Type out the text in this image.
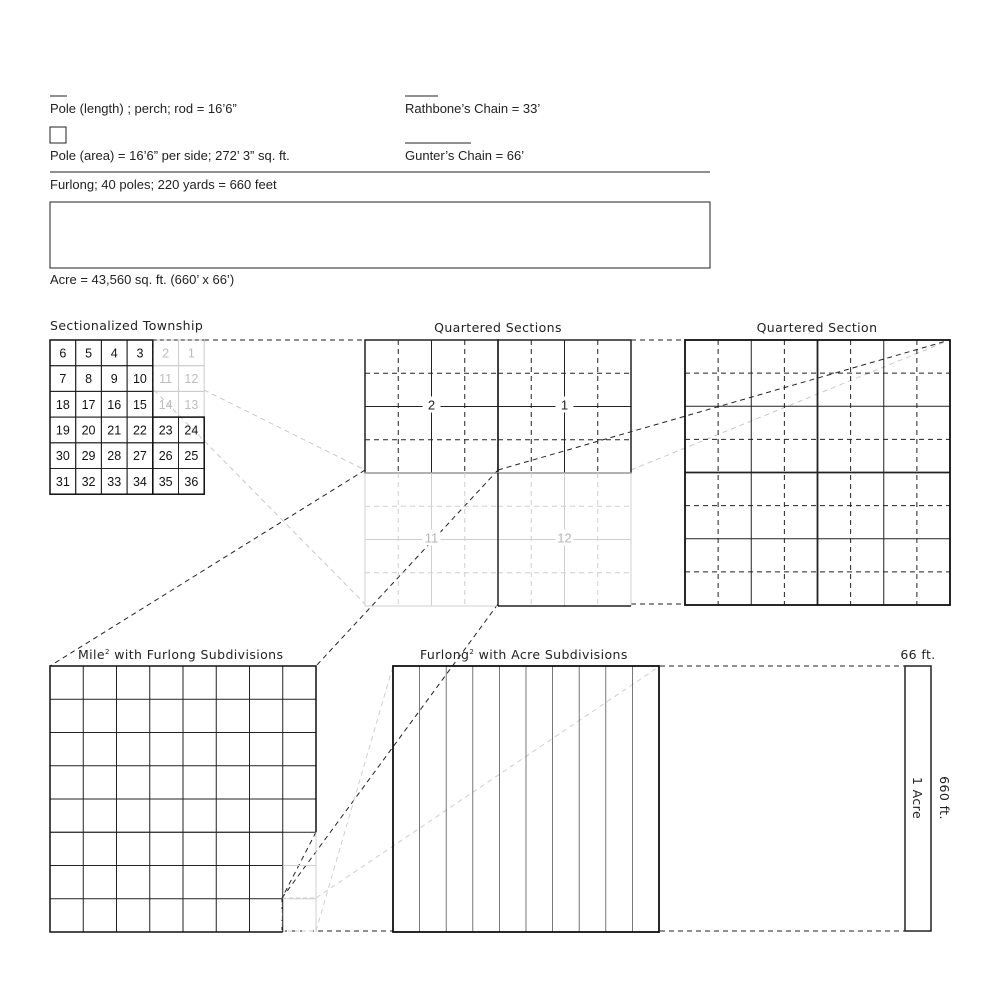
Pole (length) ; perch; rod = 16’6”
Pole (area) = 16’6” per side; 272’ 3” sq. ft.
Rathbone’s Chain = 33’
Gunter’s Chain = 66’
Furlong; 40 poles; 220 yards = 660 feet
Acre = 43,560 sq. ft. (660’ x 66’)
Sectionalized Township
6 5 4 3 2 1
7 8 9 10 11 12
18 17 16 15 14 13
19 20 21 22 23 24
30 29 28 27 26 25
31 32 33 34 35 36
Quartered Sections
2	1
11	12
Quartered Section
Mile$^2$ with Furlong Subdivisions	Furlong$^2$ with Acre Subdivisions	66 ft.
1 Acre 660 ft.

WORK INSTRUCTIONS. Transcribe the material as is, with images omitted.

ANSWER IN FULL.
Type out the text in this image.
Pole (length) ; perch; rod = 16’6”
Pole (area) = 16’6” per side; 272’ 3” sq. ft.
Rathbone’s Chain = 33’
Gunter’s Chain = 66’
Furlong; 40 poles; 220 yards = 660 feet
Acre = 43,560 sq. ft. (660’ x 66’)
Sectionalized Township
6 5 4 3 2 1
7 8 9 10 11 12
18 17 16 15 14 13
19 20 21 22 23 24
30 29 28 27 26 25
31 32 33 34 35 36
Quartered Sections
2	1
11	12
Quartered Section
Mile$^2$ with Furlong Subdivisions	Furlong$^2$ with Acre Subdivisions	66 ft.
1 Acre 660 ft.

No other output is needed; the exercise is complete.